Goal
Say how many lines include "COVERT", with no words around the number.

☆ ☆ ☆

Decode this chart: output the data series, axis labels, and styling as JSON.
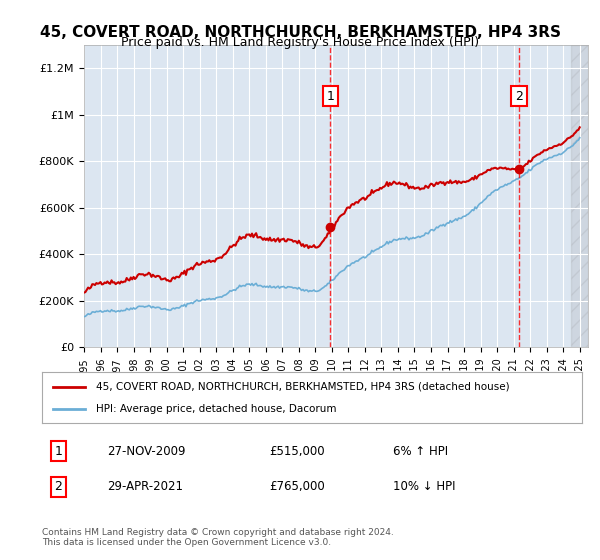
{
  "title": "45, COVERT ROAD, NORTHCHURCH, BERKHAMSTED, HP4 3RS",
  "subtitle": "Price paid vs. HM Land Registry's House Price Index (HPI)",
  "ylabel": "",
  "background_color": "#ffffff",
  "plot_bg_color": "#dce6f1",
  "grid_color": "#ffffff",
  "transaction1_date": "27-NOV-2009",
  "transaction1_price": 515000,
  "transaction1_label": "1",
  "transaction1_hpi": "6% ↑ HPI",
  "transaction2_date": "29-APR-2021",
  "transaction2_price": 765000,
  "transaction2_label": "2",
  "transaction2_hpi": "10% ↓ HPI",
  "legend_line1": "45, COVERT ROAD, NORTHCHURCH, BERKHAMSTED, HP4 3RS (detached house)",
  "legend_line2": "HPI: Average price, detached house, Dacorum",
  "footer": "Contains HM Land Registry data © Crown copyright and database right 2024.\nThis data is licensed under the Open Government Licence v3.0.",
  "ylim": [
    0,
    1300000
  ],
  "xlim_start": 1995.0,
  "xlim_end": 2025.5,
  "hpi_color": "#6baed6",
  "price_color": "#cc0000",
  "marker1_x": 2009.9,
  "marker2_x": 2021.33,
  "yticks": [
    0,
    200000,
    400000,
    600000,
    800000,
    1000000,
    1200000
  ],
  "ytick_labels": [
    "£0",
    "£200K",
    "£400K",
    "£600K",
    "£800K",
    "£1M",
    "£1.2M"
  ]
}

☆ ☆ ☆

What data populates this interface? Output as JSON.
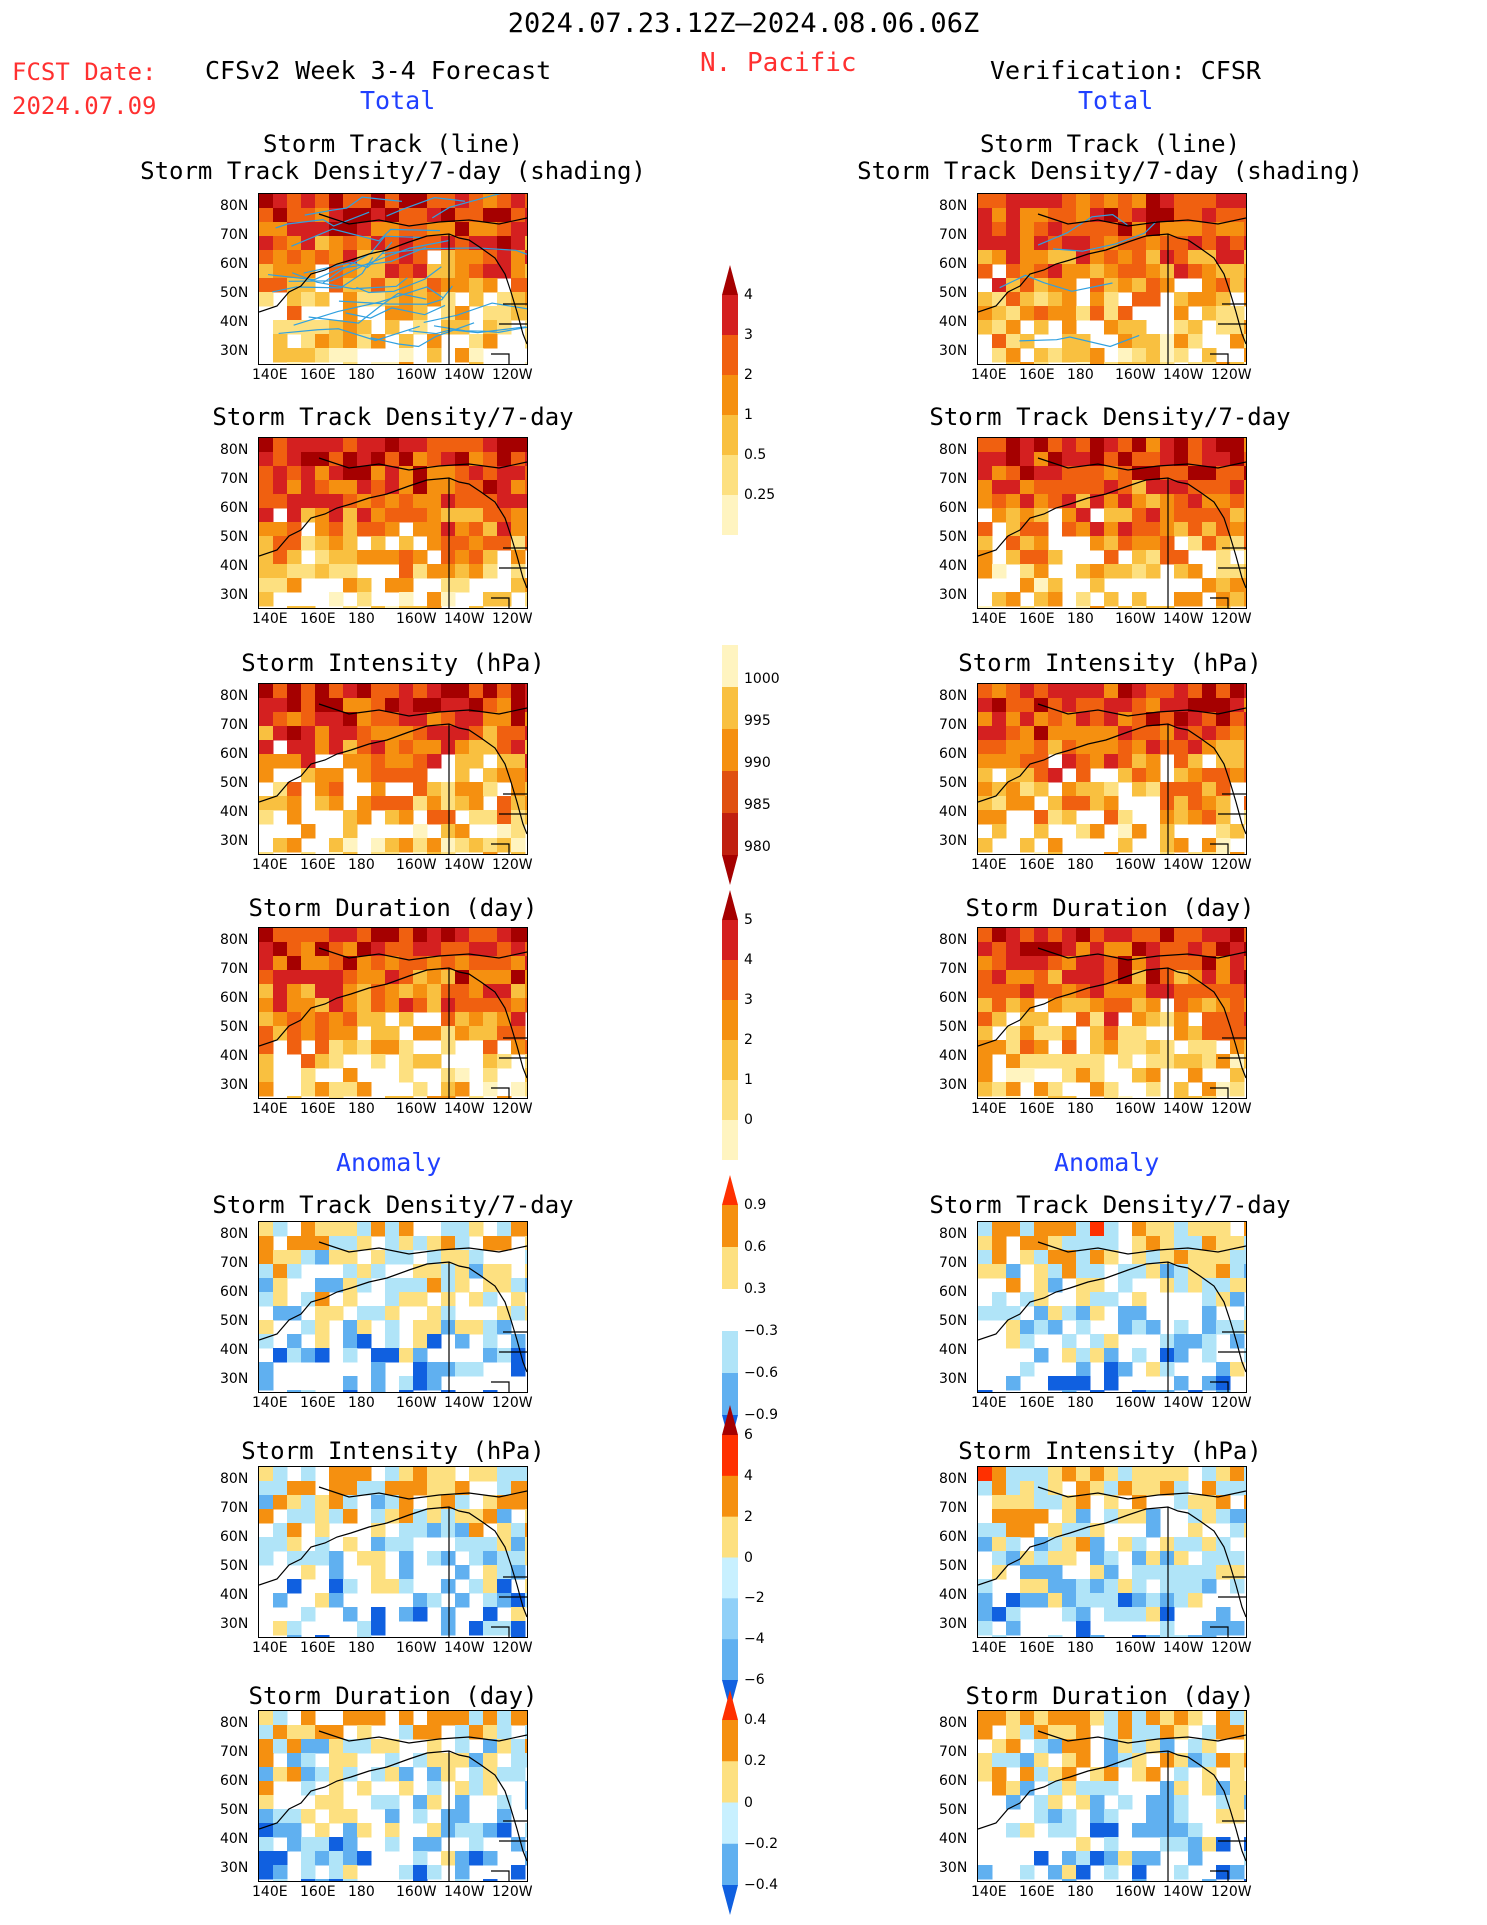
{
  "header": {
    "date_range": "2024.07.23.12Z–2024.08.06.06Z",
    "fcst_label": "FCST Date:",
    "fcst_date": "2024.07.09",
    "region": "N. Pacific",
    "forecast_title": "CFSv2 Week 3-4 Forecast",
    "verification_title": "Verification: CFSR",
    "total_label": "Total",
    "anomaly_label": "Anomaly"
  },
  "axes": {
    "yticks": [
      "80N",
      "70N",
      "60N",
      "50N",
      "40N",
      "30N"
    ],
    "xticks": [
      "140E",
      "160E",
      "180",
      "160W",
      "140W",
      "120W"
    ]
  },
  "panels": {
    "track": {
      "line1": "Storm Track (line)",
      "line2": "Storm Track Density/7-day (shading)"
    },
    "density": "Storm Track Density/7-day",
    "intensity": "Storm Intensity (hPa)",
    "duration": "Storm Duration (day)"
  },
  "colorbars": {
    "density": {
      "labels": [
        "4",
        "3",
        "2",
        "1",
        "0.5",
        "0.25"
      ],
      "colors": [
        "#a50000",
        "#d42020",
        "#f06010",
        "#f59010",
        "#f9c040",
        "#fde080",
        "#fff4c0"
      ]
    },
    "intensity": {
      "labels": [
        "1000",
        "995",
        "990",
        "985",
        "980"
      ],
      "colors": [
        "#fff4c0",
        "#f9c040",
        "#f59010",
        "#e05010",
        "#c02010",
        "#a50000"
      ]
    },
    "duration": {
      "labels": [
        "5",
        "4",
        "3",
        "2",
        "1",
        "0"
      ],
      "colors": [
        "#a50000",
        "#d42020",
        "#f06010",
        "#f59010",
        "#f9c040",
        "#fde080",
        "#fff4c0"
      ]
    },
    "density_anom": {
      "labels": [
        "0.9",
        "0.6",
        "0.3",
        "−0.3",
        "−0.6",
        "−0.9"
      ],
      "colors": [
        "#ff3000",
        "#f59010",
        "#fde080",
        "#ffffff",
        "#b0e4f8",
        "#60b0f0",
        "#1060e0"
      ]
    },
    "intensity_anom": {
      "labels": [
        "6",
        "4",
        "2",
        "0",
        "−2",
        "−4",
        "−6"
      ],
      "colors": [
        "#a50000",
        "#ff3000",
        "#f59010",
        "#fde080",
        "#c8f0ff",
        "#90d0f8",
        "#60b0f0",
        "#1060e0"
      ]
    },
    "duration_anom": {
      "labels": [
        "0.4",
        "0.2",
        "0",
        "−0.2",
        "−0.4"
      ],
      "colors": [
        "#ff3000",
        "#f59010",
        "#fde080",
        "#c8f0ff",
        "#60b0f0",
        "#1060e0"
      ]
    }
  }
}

☆ ☆ ☆

Full solution
2